Your answer is a single number: the count of lines that contain the string "text".

- Data records
_ _ _ _ _ _ _

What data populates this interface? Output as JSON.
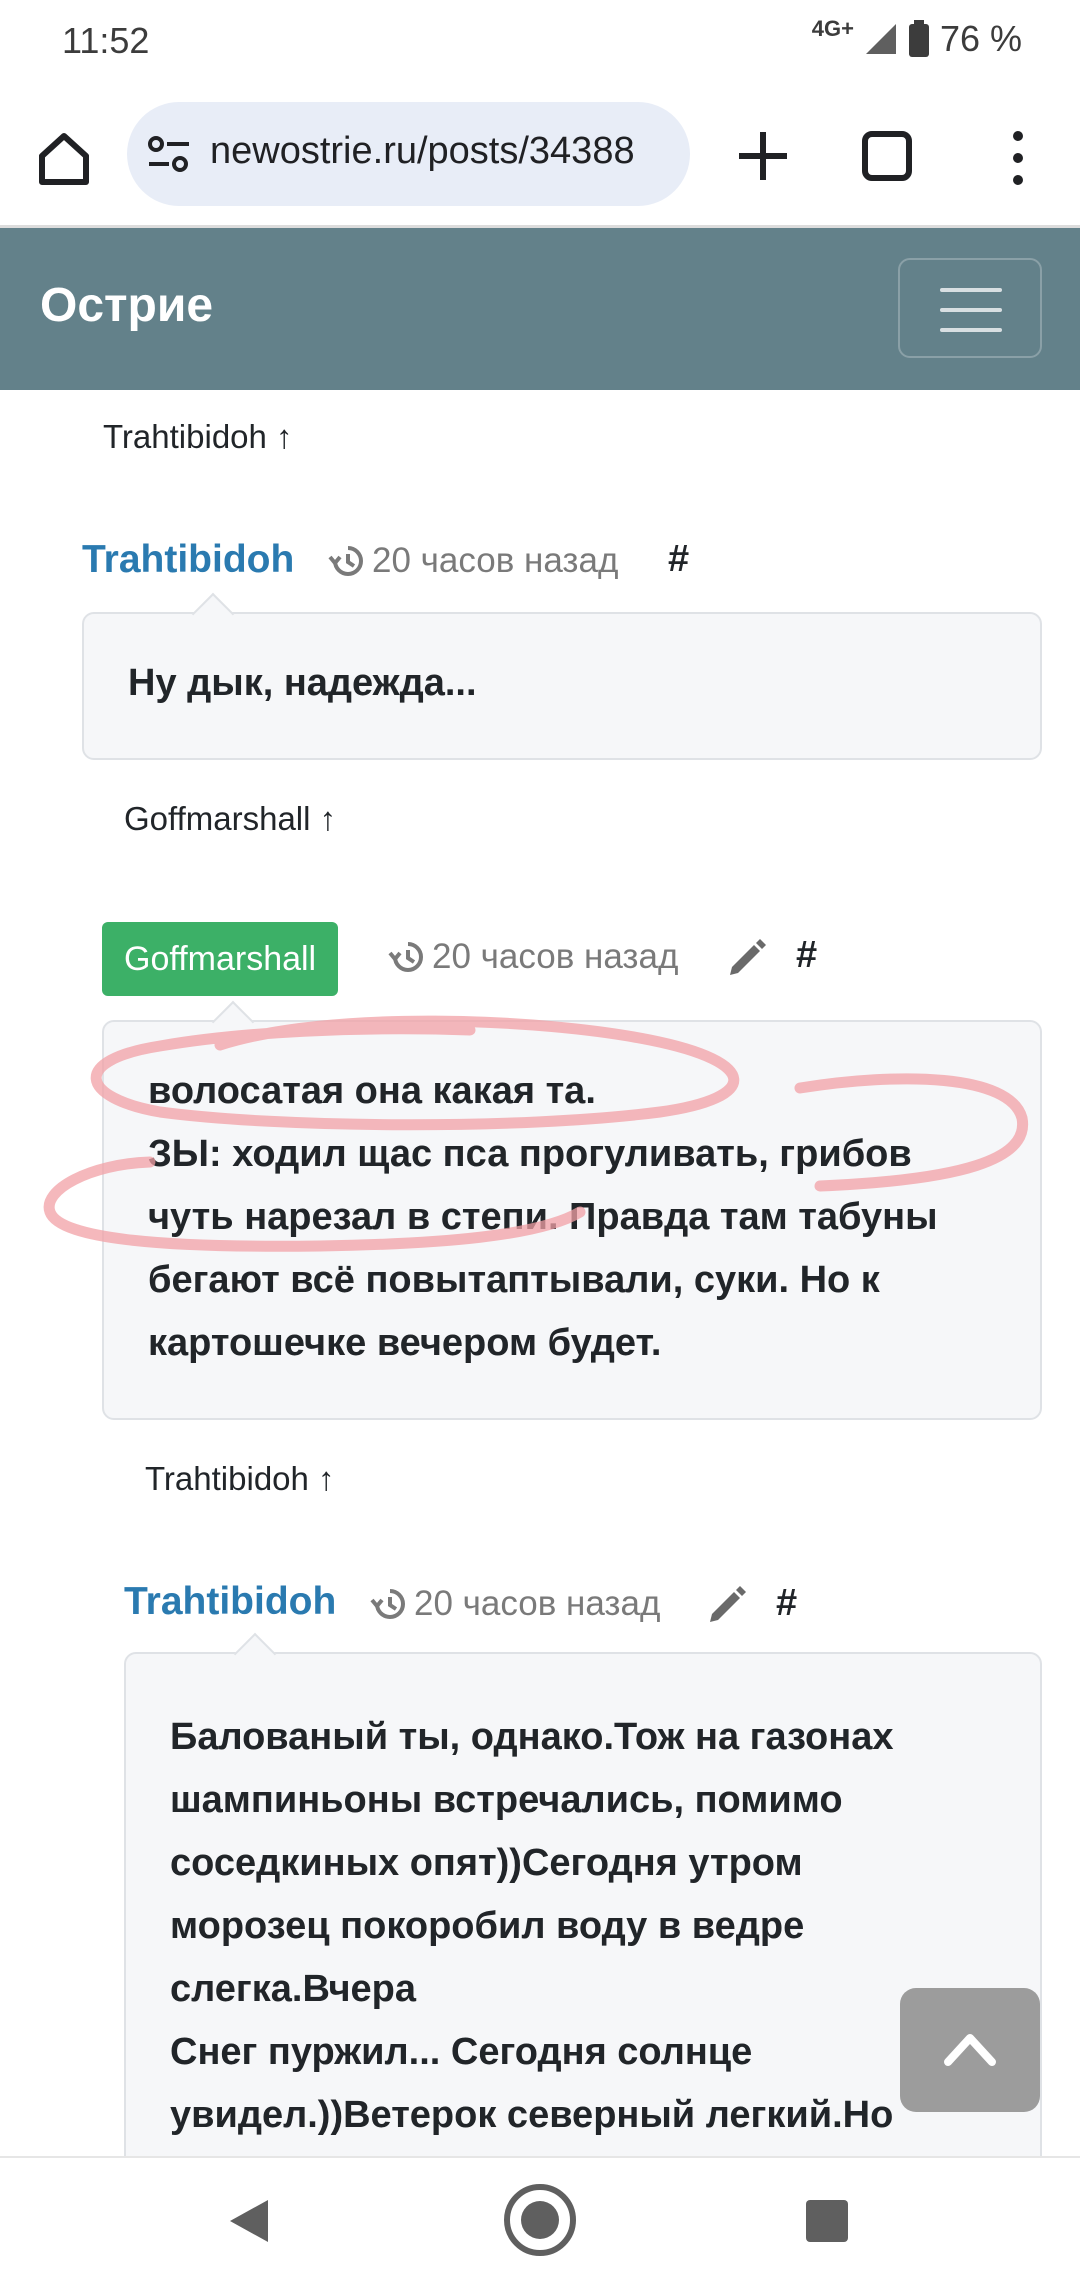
{
  "status_bar": {
    "time": "11:52",
    "network": "4G+",
    "battery": "76 %"
  },
  "browser": {
    "url": "newostrie.ru/posts/34388"
  },
  "navbar": {
    "brand": "Острие"
  },
  "comments": [
    {
      "reply_to": "Trahtibidoh ↑"
    },
    {
      "author": "Trahtibidoh",
      "time": "20 часов назад",
      "hash": "#",
      "text": "Ну дык, надежда..."
    },
    {
      "reply_to": "Goffmarshall ↑"
    },
    {
      "author": "Goffmarshall",
      "time": "20 часов назад",
      "hash": "#",
      "text": "волосатая она какая та.\nЗЫ: ходил щас пса прогуливать, грибов\nчуть нарезал в степи. Правда там табуны\nбегают всё повытаптывали, суки. Но к\nкартошечке вечером будет."
    },
    {
      "reply_to": "Trahtibidoh ↑"
    },
    {
      "author": "Trahtibidoh",
      "time": "20 часов назад",
      "hash": "#",
      "text": "Балованый ты, однако.Тож на газонах\nшампиньоны встречались, помимо\nсоседкиных опят))Сегодня утром\nморозец покоробил воду в ведре\nслегка.Вчера\nСнег пуржил... Сегодня солнце\nувидел.))Ветерок северный легкий.Но"
    }
  ],
  "icons": [
    "home-icon",
    "site-info-icon",
    "new-tab-icon",
    "tabs-icon",
    "more-icon",
    "history-icon",
    "pencil-icon",
    "chevron-up-icon",
    "back-icon",
    "home-circle-icon",
    "recents-icon"
  ],
  "colors": {
    "navbar": "#63818a",
    "author_link": "#2a7ab0",
    "highlight_badge": "#3cb067",
    "annotation": "#f2a0a6"
  }
}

_ _ _ _ _ _ _

- Worked answer
3